_Exercise directions_
From the line that includes "What's the underlying" to the last line of the records that follow, copy every line exactly and nothing more, omitting pictures.

[Data entries]
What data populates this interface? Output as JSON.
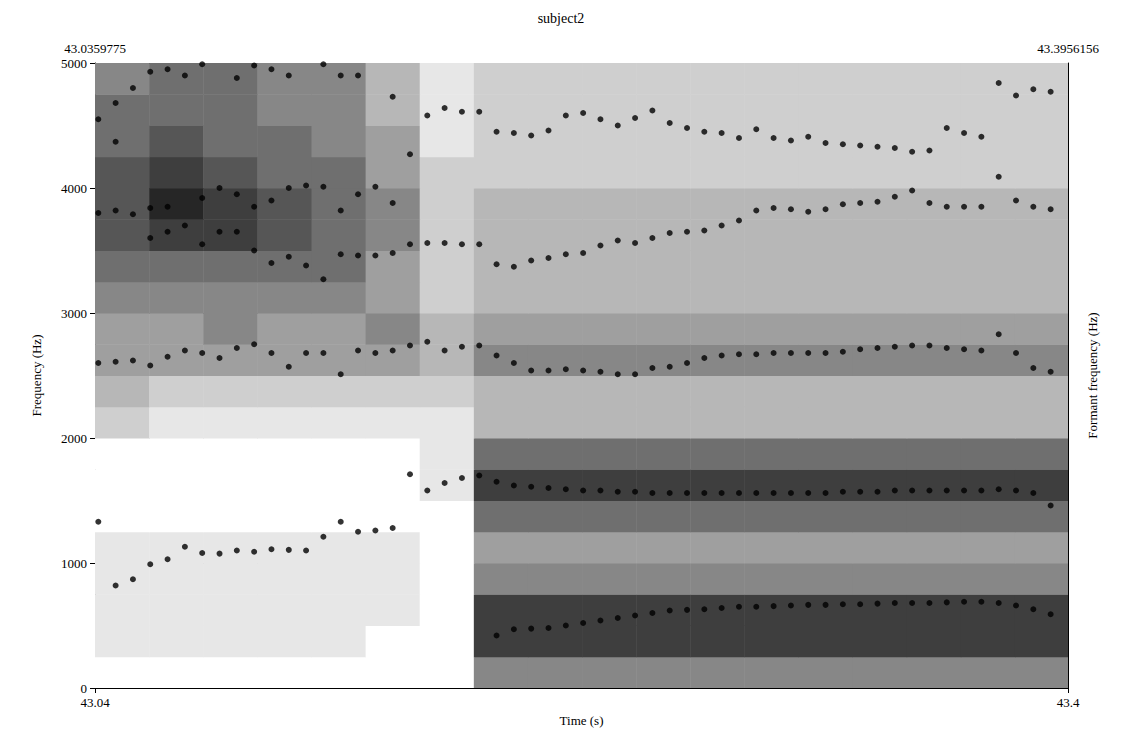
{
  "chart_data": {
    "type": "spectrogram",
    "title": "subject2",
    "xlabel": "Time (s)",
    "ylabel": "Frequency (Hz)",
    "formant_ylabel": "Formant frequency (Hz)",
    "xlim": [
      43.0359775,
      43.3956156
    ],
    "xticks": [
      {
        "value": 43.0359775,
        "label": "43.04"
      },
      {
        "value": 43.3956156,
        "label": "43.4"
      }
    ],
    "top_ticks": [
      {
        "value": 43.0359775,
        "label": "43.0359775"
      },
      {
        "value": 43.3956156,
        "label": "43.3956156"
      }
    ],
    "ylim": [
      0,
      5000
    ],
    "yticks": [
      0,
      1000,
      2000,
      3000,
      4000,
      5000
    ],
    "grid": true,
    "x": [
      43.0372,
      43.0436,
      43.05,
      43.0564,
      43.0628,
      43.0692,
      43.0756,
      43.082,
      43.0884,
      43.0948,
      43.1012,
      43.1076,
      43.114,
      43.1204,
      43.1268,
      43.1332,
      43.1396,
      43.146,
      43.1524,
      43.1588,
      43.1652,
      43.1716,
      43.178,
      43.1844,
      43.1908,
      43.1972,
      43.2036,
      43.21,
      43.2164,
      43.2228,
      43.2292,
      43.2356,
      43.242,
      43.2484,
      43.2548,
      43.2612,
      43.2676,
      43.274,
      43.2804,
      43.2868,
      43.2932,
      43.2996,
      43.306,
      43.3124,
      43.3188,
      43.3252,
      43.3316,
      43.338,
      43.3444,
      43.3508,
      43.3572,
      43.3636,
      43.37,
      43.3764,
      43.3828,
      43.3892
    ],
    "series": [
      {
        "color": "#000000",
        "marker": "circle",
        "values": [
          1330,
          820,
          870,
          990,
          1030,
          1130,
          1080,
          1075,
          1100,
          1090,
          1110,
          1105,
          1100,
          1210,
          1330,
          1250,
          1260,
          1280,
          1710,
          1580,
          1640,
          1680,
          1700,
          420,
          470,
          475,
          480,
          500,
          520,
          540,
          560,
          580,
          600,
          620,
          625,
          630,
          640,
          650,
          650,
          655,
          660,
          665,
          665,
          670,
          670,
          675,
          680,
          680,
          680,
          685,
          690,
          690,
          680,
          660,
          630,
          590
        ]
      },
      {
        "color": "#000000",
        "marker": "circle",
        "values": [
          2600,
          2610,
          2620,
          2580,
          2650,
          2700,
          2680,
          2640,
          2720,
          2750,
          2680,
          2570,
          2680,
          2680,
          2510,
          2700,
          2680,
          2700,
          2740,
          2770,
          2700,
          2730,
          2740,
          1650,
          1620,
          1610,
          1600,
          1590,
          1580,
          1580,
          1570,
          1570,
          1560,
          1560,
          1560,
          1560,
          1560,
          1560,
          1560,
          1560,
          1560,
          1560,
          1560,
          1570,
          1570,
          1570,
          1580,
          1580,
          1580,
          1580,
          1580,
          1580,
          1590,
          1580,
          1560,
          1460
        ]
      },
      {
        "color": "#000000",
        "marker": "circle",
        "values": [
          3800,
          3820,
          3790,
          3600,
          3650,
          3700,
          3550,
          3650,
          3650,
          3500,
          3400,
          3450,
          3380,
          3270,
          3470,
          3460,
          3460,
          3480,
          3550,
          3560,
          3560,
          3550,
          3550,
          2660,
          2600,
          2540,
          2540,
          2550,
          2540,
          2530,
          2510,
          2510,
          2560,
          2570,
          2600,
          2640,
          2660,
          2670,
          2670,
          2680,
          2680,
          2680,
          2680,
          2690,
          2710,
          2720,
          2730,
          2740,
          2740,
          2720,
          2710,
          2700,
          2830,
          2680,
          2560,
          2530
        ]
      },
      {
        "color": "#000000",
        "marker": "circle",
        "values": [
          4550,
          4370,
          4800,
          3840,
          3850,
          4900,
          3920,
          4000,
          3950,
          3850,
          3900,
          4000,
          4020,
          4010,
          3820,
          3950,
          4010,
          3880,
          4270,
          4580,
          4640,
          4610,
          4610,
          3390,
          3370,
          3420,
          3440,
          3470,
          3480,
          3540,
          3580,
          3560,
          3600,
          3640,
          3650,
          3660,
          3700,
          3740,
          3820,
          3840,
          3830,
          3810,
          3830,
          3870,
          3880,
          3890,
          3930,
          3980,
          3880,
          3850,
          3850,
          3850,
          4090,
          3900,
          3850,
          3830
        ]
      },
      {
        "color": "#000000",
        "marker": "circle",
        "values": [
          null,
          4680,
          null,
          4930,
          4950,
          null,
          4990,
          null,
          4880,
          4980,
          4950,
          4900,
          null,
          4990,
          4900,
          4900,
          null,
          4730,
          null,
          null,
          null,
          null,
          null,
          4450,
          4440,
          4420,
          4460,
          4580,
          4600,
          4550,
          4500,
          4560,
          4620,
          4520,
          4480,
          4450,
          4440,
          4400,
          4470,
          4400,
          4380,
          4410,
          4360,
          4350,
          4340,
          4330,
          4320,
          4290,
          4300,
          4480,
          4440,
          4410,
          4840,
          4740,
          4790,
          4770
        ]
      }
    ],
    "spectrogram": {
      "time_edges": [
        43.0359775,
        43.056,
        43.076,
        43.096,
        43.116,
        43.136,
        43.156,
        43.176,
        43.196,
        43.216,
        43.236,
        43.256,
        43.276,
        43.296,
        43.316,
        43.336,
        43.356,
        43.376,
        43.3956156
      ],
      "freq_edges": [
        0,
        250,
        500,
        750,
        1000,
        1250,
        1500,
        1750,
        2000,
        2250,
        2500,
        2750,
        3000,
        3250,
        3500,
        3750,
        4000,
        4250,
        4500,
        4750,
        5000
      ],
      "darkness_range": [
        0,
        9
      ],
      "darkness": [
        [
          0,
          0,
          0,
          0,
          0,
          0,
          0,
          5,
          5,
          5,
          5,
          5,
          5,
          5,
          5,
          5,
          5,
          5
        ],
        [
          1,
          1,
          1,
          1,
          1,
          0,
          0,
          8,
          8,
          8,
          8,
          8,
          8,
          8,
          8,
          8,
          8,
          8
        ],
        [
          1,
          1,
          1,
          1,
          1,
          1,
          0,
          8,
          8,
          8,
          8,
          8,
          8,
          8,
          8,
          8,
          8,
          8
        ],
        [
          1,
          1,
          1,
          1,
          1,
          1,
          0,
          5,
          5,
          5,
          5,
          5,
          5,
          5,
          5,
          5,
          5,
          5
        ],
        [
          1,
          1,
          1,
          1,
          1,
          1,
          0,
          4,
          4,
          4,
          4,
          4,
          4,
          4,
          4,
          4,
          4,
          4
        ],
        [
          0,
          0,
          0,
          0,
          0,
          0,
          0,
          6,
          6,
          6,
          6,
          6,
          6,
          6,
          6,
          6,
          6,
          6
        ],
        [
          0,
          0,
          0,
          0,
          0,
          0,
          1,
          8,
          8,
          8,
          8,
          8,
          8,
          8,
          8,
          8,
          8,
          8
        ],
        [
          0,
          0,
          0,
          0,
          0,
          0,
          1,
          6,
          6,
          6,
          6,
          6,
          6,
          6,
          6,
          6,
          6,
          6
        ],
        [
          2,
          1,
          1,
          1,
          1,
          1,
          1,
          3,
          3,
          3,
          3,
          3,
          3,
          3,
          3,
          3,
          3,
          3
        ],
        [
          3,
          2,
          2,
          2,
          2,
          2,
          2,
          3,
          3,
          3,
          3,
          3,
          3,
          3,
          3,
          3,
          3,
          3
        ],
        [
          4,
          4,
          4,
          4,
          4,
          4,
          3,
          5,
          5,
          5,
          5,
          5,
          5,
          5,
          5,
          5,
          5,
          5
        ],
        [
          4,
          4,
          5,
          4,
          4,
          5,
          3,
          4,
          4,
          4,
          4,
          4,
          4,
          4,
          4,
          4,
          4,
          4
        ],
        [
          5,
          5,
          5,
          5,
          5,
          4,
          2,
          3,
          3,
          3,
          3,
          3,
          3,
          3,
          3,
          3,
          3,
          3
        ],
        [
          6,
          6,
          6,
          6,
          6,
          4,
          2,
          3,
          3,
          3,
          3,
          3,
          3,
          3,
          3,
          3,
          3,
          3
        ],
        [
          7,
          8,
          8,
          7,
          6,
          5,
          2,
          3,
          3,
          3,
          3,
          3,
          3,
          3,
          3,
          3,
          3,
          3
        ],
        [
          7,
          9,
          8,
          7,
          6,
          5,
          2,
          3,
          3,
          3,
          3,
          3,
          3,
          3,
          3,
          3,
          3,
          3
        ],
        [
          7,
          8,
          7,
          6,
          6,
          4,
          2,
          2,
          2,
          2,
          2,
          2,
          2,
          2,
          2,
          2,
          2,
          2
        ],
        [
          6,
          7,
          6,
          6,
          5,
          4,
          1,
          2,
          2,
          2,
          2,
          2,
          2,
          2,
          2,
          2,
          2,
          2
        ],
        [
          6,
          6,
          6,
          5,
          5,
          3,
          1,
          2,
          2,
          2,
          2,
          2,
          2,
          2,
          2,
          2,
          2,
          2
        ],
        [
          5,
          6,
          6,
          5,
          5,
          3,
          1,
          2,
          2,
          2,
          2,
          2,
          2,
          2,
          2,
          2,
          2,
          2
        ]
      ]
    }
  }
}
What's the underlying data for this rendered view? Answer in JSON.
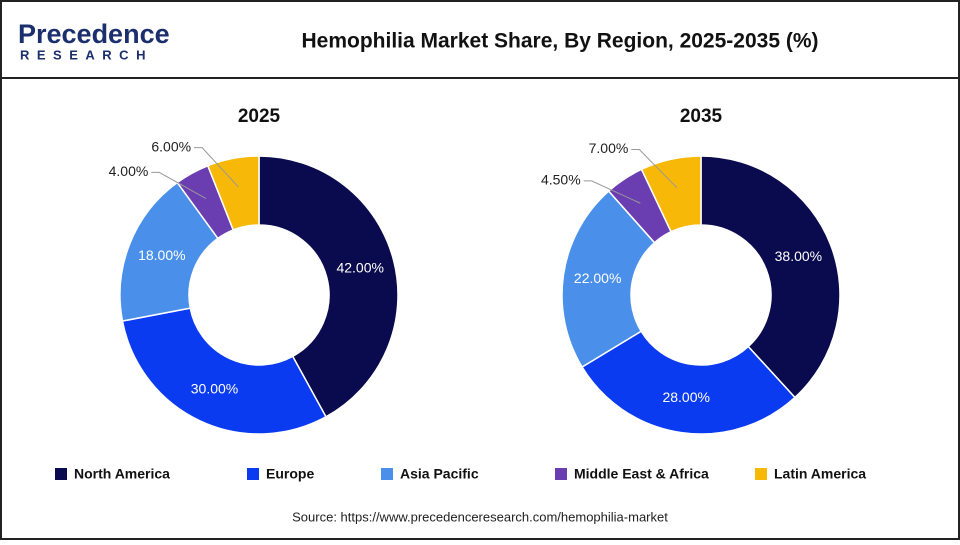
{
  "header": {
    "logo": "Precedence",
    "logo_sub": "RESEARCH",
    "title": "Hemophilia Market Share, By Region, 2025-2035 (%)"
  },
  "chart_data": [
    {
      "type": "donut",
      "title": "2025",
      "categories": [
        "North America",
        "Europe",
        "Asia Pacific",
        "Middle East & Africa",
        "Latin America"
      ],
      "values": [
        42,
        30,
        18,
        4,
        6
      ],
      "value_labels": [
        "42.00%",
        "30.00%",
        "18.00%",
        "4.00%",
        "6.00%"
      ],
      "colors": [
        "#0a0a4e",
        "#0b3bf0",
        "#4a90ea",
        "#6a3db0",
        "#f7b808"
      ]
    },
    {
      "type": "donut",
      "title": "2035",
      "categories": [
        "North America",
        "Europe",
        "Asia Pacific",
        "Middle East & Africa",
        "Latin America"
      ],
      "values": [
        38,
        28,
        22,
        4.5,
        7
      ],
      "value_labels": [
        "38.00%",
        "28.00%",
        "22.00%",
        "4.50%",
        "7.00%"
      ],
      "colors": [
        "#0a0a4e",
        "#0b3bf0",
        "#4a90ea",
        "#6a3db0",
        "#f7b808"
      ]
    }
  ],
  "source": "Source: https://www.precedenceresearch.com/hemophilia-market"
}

_Result for this exercise_
What's the underlying data for this rendered view? Answer in JSON.
{
  "header": {
    "logo": "Precedence",
    "logo_sub": "RESEARCH",
    "title": "Hemophilia Market Share, By Region, 2025-2035 (%)"
  },
  "chart_data": [
    {
      "type": "donut",
      "title": "2025",
      "categories": [
        "North America",
        "Europe",
        "Asia Pacific",
        "Middle East & Africa",
        "Latin America"
      ],
      "values": [
        42,
        30,
        18,
        4,
        6
      ],
      "value_labels": [
        "42.00%",
        "30.00%",
        "18.00%",
        "4.00%",
        "6.00%"
      ],
      "colors": [
        "#0a0a4e",
        "#0b3bf0",
        "#4a90ea",
        "#6a3db0",
        "#f7b808"
      ]
    },
    {
      "type": "donut",
      "title": "2035",
      "categories": [
        "North America",
        "Europe",
        "Asia Pacific",
        "Middle East & Africa",
        "Latin America"
      ],
      "values": [
        38,
        28,
        22,
        4.5,
        7
      ],
      "value_labels": [
        "38.00%",
        "28.00%",
        "22.00%",
        "4.50%",
        "7.00%"
      ],
      "colors": [
        "#0a0a4e",
        "#0b3bf0",
        "#4a90ea",
        "#6a3db0",
        "#f7b808"
      ]
    }
  ],
  "source": "Source: https://www.precedenceresearch.com/hemophilia-market"
}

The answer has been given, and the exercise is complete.